# PROBLEM STATEMENT:
State only how many lines below include the string "知られざる真実".

# ENTRIES SUPPLIED:
— START —
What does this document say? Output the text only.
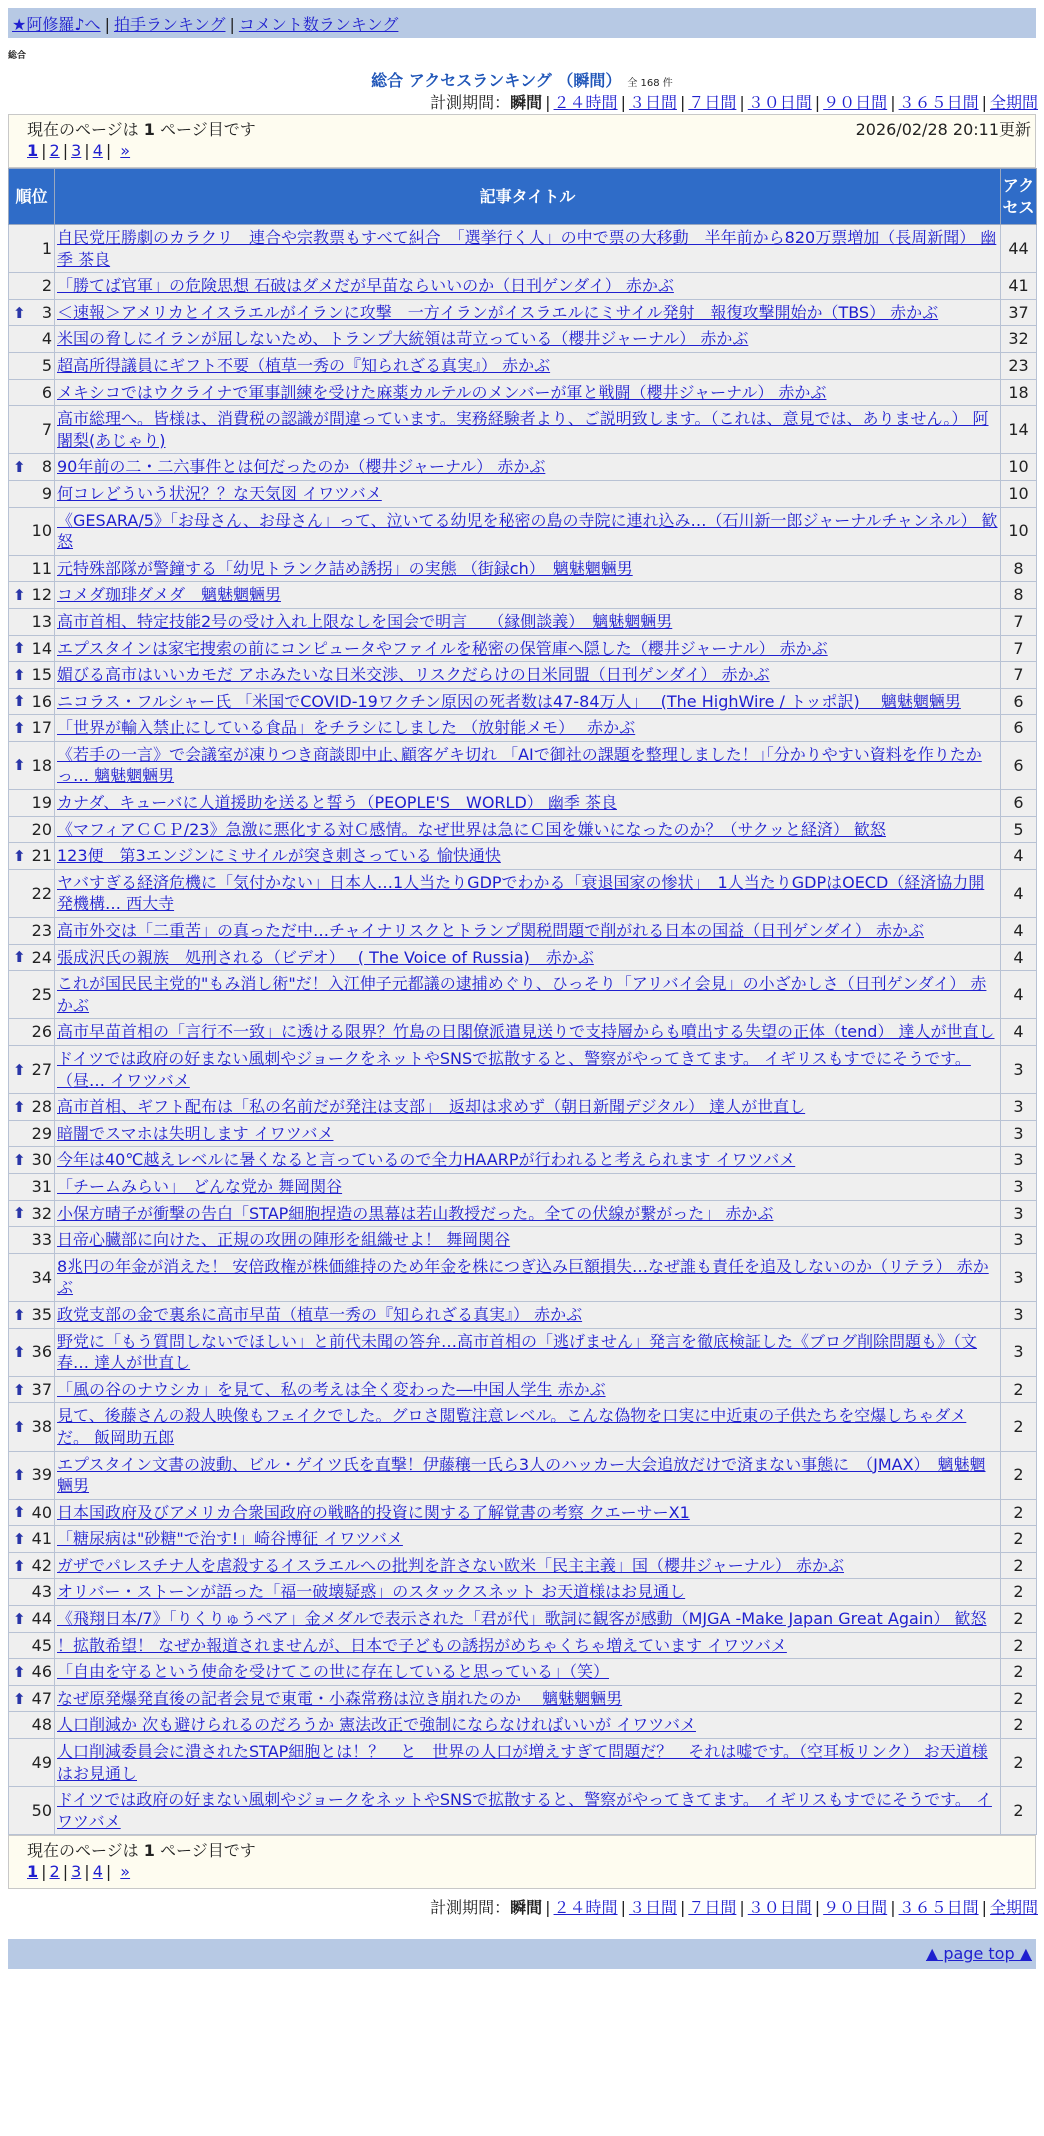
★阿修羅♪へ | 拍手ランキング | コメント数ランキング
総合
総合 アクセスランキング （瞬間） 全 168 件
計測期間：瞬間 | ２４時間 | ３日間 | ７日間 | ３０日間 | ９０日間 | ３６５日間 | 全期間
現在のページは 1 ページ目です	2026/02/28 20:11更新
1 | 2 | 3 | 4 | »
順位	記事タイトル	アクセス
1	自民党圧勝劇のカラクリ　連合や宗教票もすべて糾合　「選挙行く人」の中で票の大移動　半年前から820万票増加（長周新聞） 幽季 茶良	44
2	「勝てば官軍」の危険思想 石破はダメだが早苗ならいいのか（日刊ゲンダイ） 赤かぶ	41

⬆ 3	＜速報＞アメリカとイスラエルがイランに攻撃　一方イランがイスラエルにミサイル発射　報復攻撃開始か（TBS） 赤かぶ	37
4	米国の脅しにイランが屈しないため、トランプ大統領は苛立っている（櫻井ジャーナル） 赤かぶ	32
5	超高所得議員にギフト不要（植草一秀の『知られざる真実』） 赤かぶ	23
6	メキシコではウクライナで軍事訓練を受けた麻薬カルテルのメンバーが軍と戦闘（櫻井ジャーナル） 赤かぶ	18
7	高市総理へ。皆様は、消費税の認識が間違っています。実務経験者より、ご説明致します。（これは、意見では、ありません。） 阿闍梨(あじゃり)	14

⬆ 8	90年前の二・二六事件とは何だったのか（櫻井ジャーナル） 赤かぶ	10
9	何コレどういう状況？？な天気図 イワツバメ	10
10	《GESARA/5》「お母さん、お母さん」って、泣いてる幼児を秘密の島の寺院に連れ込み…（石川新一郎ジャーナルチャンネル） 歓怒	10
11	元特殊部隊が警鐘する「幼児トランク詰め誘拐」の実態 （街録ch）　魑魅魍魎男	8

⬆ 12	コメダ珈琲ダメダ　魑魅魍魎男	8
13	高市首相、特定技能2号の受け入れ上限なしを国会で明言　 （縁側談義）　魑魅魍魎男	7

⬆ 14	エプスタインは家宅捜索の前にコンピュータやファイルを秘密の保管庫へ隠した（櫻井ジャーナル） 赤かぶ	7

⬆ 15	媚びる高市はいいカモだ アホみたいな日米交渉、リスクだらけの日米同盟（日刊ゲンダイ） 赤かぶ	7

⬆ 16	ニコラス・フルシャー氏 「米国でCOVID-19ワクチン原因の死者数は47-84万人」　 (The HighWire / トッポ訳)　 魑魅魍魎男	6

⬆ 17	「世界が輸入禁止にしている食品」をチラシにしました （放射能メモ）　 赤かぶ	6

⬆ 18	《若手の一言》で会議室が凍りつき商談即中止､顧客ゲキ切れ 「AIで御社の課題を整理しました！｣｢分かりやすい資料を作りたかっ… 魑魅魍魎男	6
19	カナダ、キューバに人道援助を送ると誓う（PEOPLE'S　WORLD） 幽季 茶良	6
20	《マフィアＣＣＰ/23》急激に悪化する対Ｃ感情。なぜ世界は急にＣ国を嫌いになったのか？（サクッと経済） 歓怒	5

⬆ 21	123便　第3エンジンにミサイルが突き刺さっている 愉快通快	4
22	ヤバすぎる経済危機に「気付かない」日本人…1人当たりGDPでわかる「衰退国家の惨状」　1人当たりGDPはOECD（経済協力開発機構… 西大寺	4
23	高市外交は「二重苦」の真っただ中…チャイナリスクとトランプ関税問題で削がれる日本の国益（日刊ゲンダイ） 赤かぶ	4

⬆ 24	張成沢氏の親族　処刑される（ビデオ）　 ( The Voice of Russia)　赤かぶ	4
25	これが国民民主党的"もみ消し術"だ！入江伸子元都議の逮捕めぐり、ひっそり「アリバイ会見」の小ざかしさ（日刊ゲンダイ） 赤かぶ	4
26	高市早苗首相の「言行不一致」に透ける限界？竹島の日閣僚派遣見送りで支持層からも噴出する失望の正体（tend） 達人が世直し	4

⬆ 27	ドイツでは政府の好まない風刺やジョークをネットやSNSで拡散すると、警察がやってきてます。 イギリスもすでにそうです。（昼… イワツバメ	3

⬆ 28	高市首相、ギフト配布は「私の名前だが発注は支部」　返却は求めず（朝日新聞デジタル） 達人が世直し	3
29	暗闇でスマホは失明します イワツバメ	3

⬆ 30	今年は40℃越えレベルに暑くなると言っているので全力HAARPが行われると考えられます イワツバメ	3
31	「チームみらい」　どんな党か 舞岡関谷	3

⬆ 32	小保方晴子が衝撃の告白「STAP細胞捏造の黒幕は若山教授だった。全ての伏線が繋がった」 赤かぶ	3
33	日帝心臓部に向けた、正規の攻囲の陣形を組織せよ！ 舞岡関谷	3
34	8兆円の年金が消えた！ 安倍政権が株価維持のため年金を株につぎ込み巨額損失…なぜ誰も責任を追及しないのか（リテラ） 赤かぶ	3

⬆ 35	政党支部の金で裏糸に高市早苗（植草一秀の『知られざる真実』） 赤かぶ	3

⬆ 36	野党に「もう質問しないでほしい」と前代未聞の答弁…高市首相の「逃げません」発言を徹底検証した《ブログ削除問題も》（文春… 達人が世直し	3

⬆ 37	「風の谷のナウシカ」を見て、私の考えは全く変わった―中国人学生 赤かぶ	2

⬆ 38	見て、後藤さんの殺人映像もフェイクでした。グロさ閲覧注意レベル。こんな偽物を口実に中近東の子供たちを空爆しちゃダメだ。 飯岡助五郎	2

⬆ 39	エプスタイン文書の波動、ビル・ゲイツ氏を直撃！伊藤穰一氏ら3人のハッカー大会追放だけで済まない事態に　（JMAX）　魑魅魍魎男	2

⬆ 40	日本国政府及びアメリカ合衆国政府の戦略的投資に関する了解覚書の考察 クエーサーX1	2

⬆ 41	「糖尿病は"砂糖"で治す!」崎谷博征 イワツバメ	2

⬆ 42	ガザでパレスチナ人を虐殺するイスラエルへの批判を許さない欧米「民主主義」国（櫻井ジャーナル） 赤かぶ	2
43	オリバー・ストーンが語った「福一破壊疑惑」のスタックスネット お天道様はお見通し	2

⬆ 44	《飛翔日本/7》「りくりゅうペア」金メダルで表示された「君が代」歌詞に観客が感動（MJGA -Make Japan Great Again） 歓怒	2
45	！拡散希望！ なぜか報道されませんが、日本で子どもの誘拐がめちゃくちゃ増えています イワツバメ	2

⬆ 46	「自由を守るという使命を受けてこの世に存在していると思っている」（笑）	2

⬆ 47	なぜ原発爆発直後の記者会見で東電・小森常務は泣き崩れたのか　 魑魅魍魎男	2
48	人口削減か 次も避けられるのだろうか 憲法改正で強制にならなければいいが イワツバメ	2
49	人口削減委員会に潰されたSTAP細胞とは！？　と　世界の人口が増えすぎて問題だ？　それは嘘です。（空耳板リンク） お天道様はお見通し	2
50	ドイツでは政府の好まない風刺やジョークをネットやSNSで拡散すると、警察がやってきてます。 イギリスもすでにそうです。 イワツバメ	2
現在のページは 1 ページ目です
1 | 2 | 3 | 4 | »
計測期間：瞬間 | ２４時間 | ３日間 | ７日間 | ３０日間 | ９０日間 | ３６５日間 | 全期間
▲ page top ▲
— END —
— START —
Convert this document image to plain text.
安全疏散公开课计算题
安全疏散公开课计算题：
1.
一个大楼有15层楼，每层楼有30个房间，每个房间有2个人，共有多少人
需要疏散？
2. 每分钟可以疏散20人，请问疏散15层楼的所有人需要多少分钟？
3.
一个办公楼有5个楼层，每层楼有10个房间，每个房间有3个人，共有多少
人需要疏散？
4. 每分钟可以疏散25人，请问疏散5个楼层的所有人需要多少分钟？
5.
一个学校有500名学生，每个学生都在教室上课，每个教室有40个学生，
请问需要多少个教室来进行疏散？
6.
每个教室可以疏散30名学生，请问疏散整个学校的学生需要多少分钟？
— END —
— START —
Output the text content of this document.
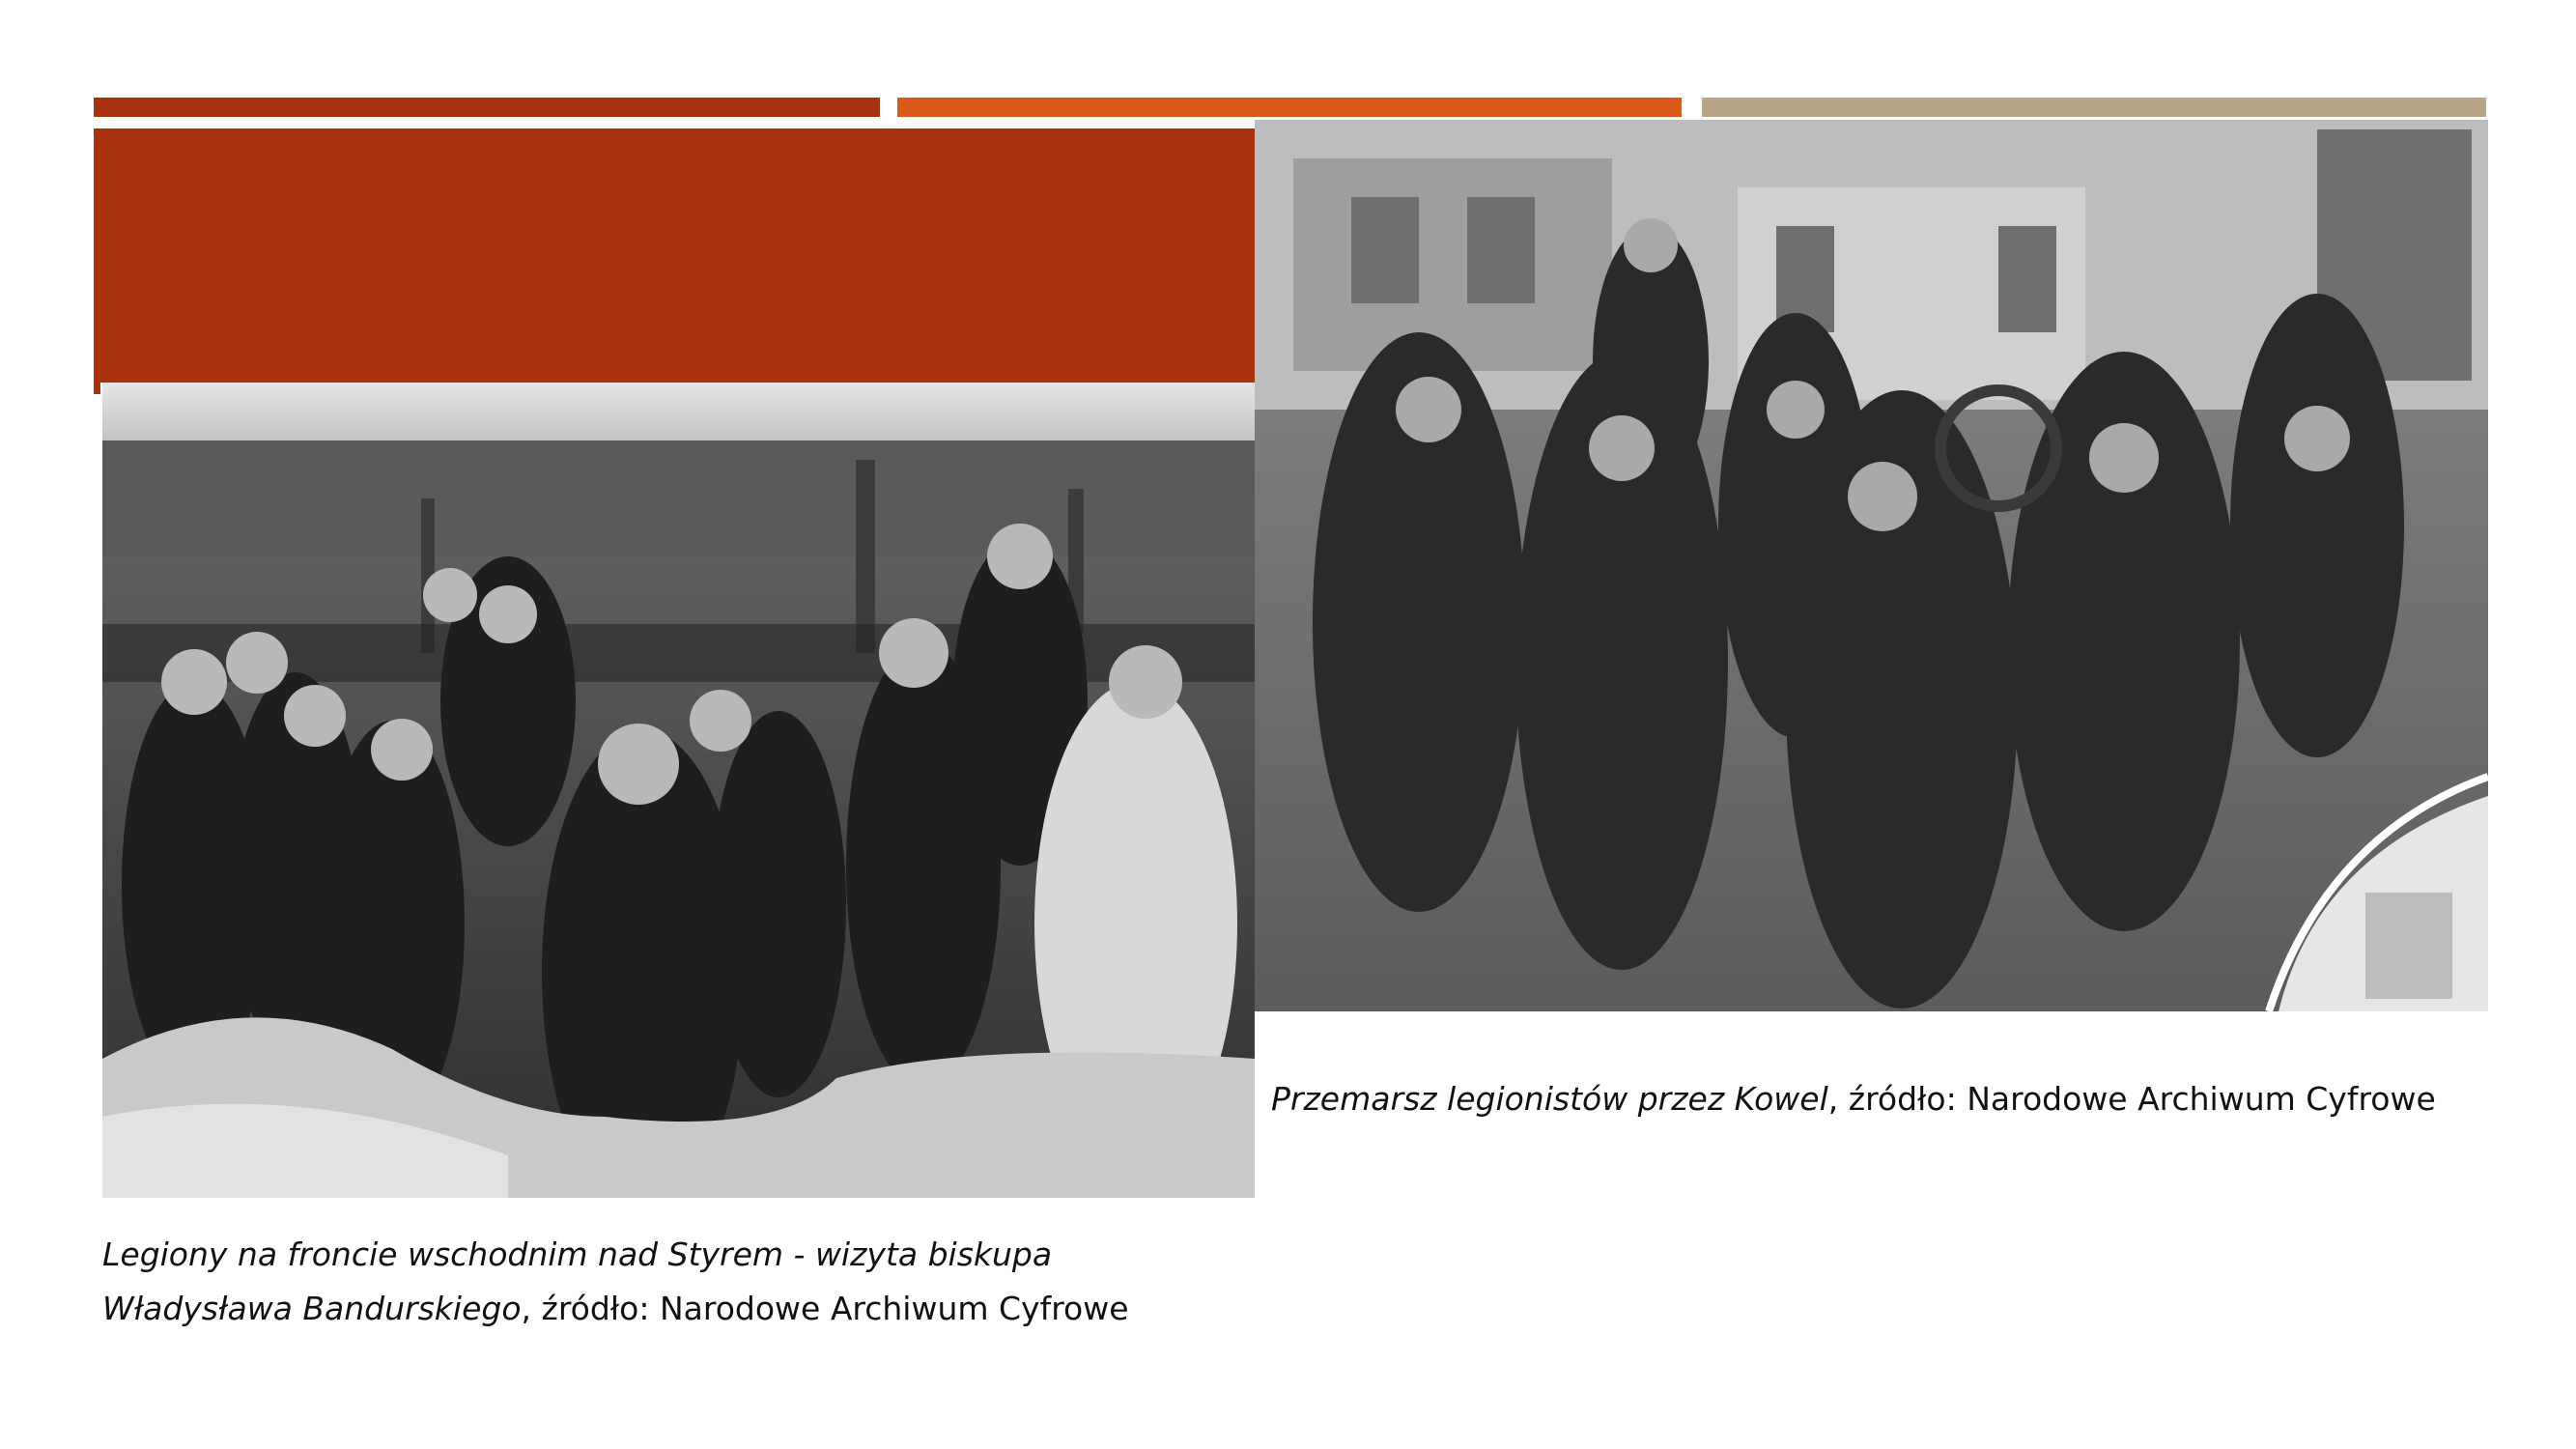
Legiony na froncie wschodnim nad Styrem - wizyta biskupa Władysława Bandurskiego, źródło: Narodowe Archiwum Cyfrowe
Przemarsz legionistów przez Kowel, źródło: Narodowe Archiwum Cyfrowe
— END —
# EXPECTED ANSWER:
2